◆ **Task description**:
Repeat all the material exactly; pictures stay out of your copy.

*** Dataset records ***

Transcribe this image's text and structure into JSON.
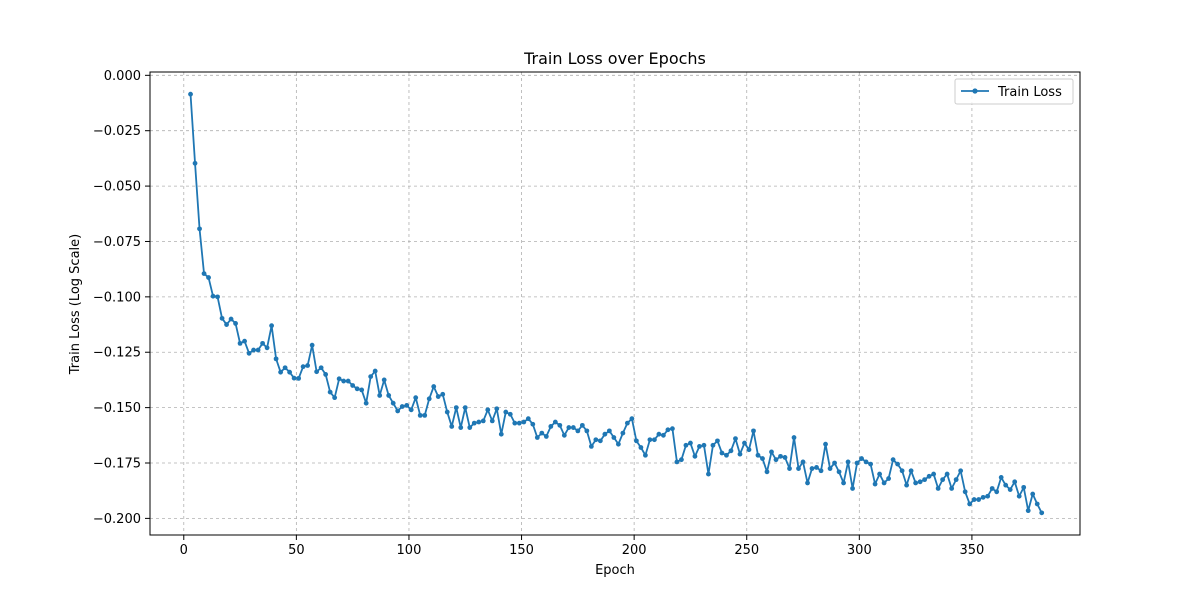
{
  "chart_data": {
    "type": "line",
    "title": "Train Loss over Epochs",
    "xlabel": "Epoch",
    "ylabel": "Train Loss (Log Scale)",
    "xlim": [
      -15,
      398
    ],
    "ylim": [
      -0.2075,
      0.0015
    ],
    "xticks": [
      0,
      50,
      100,
      150,
      200,
      250,
      300,
      350
    ],
    "yticks": [
      0.0,
      -0.025,
      -0.05,
      -0.075,
      -0.1,
      -0.125,
      -0.15,
      -0.175,
      -0.2
    ],
    "ytick_labels": [
      "0.000",
      "−0.025",
      "−0.050",
      "−0.075",
      "−0.100",
      "−0.125",
      "−0.150",
      "−0.175",
      "−0.200"
    ],
    "grid": true,
    "legend_position": "top-right",
    "series": [
      {
        "name": "Train Loss",
        "color": "#1f77b4",
        "marker": "circle",
        "x": [
          3,
          5,
          7,
          9,
          11,
          13,
          15,
          17,
          19,
          21,
          23,
          25,
          27,
          29,
          31,
          33,
          35,
          37,
          39,
          41,
          43,
          45,
          47,
          49,
          51,
          53,
          55,
          57,
          59,
          61,
          63,
          65,
          67,
          69,
          71,
          73,
          75,
          77,
          79,
          81,
          83,
          85,
          87,
          89,
          91,
          93,
          95,
          97,
          99,
          101,
          103,
          105,
          107,
          109,
          111,
          113,
          115,
          117,
          119,
          121,
          123,
          125,
          127,
          129,
          131,
          133,
          135,
          137,
          139,
          141,
          143,
          145,
          147,
          149,
          151,
          153,
          155,
          157,
          159,
          161,
          163,
          165,
          167,
          169,
          171,
          173,
          175,
          177,
          179,
          181,
          183,
          185,
          187,
          189,
          191,
          193,
          195,
          197,
          199,
          201,
          203,
          205,
          207,
          209,
          211,
          213,
          215,
          217,
          219,
          221,
          223,
          225,
          227,
          229,
          231,
          233,
          235,
          237,
          239,
          241,
          243,
          245,
          247,
          249,
          251,
          253,
          255,
          257,
          259,
          261,
          263,
          265,
          267,
          269,
          271,
          273,
          275,
          277,
          279,
          281,
          283,
          285,
          287,
          289,
          291,
          293,
          295,
          297,
          299,
          301,
          303,
          305,
          307,
          309,
          311,
          313,
          315,
          317,
          319,
          321,
          323,
          325,
          327,
          329,
          331,
          333,
          335,
          337,
          339,
          341,
          343,
          345,
          347,
          349,
          351,
          353,
          355,
          357,
          359,
          361,
          363,
          365,
          367,
          369,
          371,
          373,
          375,
          377,
          379,
          381
        ],
        "y": [
          -0.0085,
          -0.0397,
          -0.0693,
          -0.0895,
          -0.0913,
          -0.0997,
          -0.1,
          -0.1097,
          -0.1125,
          -0.11,
          -0.112,
          -0.121,
          -0.12,
          -0.1255,
          -0.124,
          -0.124,
          -0.121,
          -0.123,
          -0.113,
          -0.128,
          -0.134,
          -0.132,
          -0.134,
          -0.1367,
          -0.1368,
          -0.1315,
          -0.131,
          -0.1218,
          -0.1338,
          -0.132,
          -0.135,
          -0.143,
          -0.1455,
          -0.137,
          -0.138,
          -0.138,
          -0.14,
          -0.1415,
          -0.142,
          -0.148,
          -0.136,
          -0.1335,
          -0.1445,
          -0.1375,
          -0.1445,
          -0.148,
          -0.1515,
          -0.1495,
          -0.149,
          -0.151,
          -0.1455,
          -0.1535,
          -0.1535,
          -0.146,
          -0.1405,
          -0.145,
          -0.144,
          -0.152,
          -0.1585,
          -0.15,
          -0.159,
          -0.15,
          -0.159,
          -0.157,
          -0.1565,
          -0.156,
          -0.151,
          -0.156,
          -0.1505,
          -0.162,
          -0.152,
          -0.153,
          -0.157,
          -0.157,
          -0.1565,
          -0.155,
          -0.1575,
          -0.1635,
          -0.1615,
          -0.163,
          -0.1585,
          -0.1565,
          -0.158,
          -0.1625,
          -0.159,
          -0.159,
          -0.1605,
          -0.158,
          -0.1605,
          -0.1675,
          -0.1645,
          -0.165,
          -0.162,
          -0.1605,
          -0.1635,
          -0.1665,
          -0.1615,
          -0.157,
          -0.155,
          -0.165,
          -0.168,
          -0.1715,
          -0.1645,
          -0.1645,
          -0.162,
          -0.1625,
          -0.16,
          -0.1595,
          -0.1745,
          -0.1735,
          -0.167,
          -0.166,
          -0.172,
          -0.1675,
          -0.167,
          -0.18,
          -0.167,
          -0.165,
          -0.1705,
          -0.1715,
          -0.1695,
          -0.164,
          -0.171,
          -0.166,
          -0.169,
          -0.1605,
          -0.1715,
          -0.173,
          -0.179,
          -0.17,
          -0.1735,
          -0.172,
          -0.1725,
          -0.1775,
          -0.1635,
          -0.1775,
          -0.1745,
          -0.184,
          -0.1775,
          -0.177,
          -0.1785,
          -0.1665,
          -0.1775,
          -0.175,
          -0.179,
          -0.184,
          -0.1745,
          -0.1865,
          -0.175,
          -0.173,
          -0.1745,
          -0.1755,
          -0.1845,
          -0.18,
          -0.184,
          -0.182,
          -0.1735,
          -0.1755,
          -0.1785,
          -0.185,
          -0.1785,
          -0.184,
          -0.1835,
          -0.1825,
          -0.181,
          -0.18,
          -0.1865,
          -0.1825,
          -0.18,
          -0.1865,
          -0.1825,
          -0.1785,
          -0.188,
          -0.1935,
          -0.1915,
          -0.1915,
          -0.1905,
          -0.19,
          -0.1865,
          -0.188,
          -0.1815,
          -0.185,
          -0.187,
          -0.1835,
          -0.19,
          -0.186,
          -0.1965,
          -0.189,
          -0.1935,
          -0.1975
        ]
      }
    ]
  }
}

***

◆ **Written response**:
Transcribe this image's text and structure into JSON.
{
  "chart_data": {
    "type": "line",
    "title": "Train Loss over Epochs",
    "xlabel": "Epoch",
    "ylabel": "Train Loss (Log Scale)",
    "xlim": [
      -15,
      398
    ],
    "ylim": [
      -0.2075,
      0.0015
    ],
    "xticks": [
      0,
      50,
      100,
      150,
      200,
      250,
      300,
      350
    ],
    "yticks": [
      0.0,
      -0.025,
      -0.05,
      -0.075,
      -0.1,
      -0.125,
      -0.15,
      -0.175,
      -0.2
    ],
    "ytick_labels": [
      "0.000",
      "−0.025",
      "−0.050",
      "−0.075",
      "−0.100",
      "−0.125",
      "−0.150",
      "−0.175",
      "−0.200"
    ],
    "grid": true,
    "legend_position": "top-right",
    "series": [
      {
        "name": "Train Loss",
        "color": "#1f77b4",
        "marker": "circle",
        "x": [
          3,
          5,
          7,
          9,
          11,
          13,
          15,
          17,
          19,
          21,
          23,
          25,
          27,
          29,
          31,
          33,
          35,
          37,
          39,
          41,
          43,
          45,
          47,
          49,
          51,
          53,
          55,
          57,
          59,
          61,
          63,
          65,
          67,
          69,
          71,
          73,
          75,
          77,
          79,
          81,
          83,
          85,
          87,
          89,
          91,
          93,
          95,
          97,
          99,
          101,
          103,
          105,
          107,
          109,
          111,
          113,
          115,
          117,
          119,
          121,
          123,
          125,
          127,
          129,
          131,
          133,
          135,
          137,
          139,
          141,
          143,
          145,
          147,
          149,
          151,
          153,
          155,
          157,
          159,
          161,
          163,
          165,
          167,
          169,
          171,
          173,
          175,
          177,
          179,
          181,
          183,
          185,
          187,
          189,
          191,
          193,
          195,
          197,
          199,
          201,
          203,
          205,
          207,
          209,
          211,
          213,
          215,
          217,
          219,
          221,
          223,
          225,
          227,
          229,
          231,
          233,
          235,
          237,
          239,
          241,
          243,
          245,
          247,
          249,
          251,
          253,
          255,
          257,
          259,
          261,
          263,
          265,
          267,
          269,
          271,
          273,
          275,
          277,
          279,
          281,
          283,
          285,
          287,
          289,
          291,
          293,
          295,
          297,
          299,
          301,
          303,
          305,
          307,
          309,
          311,
          313,
          315,
          317,
          319,
          321,
          323,
          325,
          327,
          329,
          331,
          333,
          335,
          337,
          339,
          341,
          343,
          345,
          347,
          349,
          351,
          353,
          355,
          357,
          359,
          361,
          363,
          365,
          367,
          369,
          371,
          373,
          375,
          377,
          379,
          381
        ],
        "y": [
          -0.0085,
          -0.0397,
          -0.0693,
          -0.0895,
          -0.0913,
          -0.0997,
          -0.1,
          -0.1097,
          -0.1125,
          -0.11,
          -0.112,
          -0.121,
          -0.12,
          -0.1255,
          -0.124,
          -0.124,
          -0.121,
          -0.123,
          -0.113,
          -0.128,
          -0.134,
          -0.132,
          -0.134,
          -0.1367,
          -0.1368,
          -0.1315,
          -0.131,
          -0.1218,
          -0.1338,
          -0.132,
          -0.135,
          -0.143,
          -0.1455,
          -0.137,
          -0.138,
          -0.138,
          -0.14,
          -0.1415,
          -0.142,
          -0.148,
          -0.136,
          -0.1335,
          -0.1445,
          -0.1375,
          -0.1445,
          -0.148,
          -0.1515,
          -0.1495,
          -0.149,
          -0.151,
          -0.1455,
          -0.1535,
          -0.1535,
          -0.146,
          -0.1405,
          -0.145,
          -0.144,
          -0.152,
          -0.1585,
          -0.15,
          -0.159,
          -0.15,
          -0.159,
          -0.157,
          -0.1565,
          -0.156,
          -0.151,
          -0.156,
          -0.1505,
          -0.162,
          -0.152,
          -0.153,
          -0.157,
          -0.157,
          -0.1565,
          -0.155,
          -0.1575,
          -0.1635,
          -0.1615,
          -0.163,
          -0.1585,
          -0.1565,
          -0.158,
          -0.1625,
          -0.159,
          -0.159,
          -0.1605,
          -0.158,
          -0.1605,
          -0.1675,
          -0.1645,
          -0.165,
          -0.162,
          -0.1605,
          -0.1635,
          -0.1665,
          -0.1615,
          -0.157,
          -0.155,
          -0.165,
          -0.168,
          -0.1715,
          -0.1645,
          -0.1645,
          -0.162,
          -0.1625,
          -0.16,
          -0.1595,
          -0.1745,
          -0.1735,
          -0.167,
          -0.166,
          -0.172,
          -0.1675,
          -0.167,
          -0.18,
          -0.167,
          -0.165,
          -0.1705,
          -0.1715,
          -0.1695,
          -0.164,
          -0.171,
          -0.166,
          -0.169,
          -0.1605,
          -0.1715,
          -0.173,
          -0.179,
          -0.17,
          -0.1735,
          -0.172,
          -0.1725,
          -0.1775,
          -0.1635,
          -0.1775,
          -0.1745,
          -0.184,
          -0.1775,
          -0.177,
          -0.1785,
          -0.1665,
          -0.1775,
          -0.175,
          -0.179,
          -0.184,
          -0.1745,
          -0.1865,
          -0.175,
          -0.173,
          -0.1745,
          -0.1755,
          -0.1845,
          -0.18,
          -0.184,
          -0.182,
          -0.1735,
          -0.1755,
          -0.1785,
          -0.185,
          -0.1785,
          -0.184,
          -0.1835,
          -0.1825,
          -0.181,
          -0.18,
          -0.1865,
          -0.1825,
          -0.18,
          -0.1865,
          -0.1825,
          -0.1785,
          -0.188,
          -0.1935,
          -0.1915,
          -0.1915,
          -0.1905,
          -0.19,
          -0.1865,
          -0.188,
          -0.1815,
          -0.185,
          -0.187,
          -0.1835,
          -0.19,
          -0.186,
          -0.1965,
          -0.189,
          -0.1935,
          -0.1975
        ]
      }
    ]
  }
}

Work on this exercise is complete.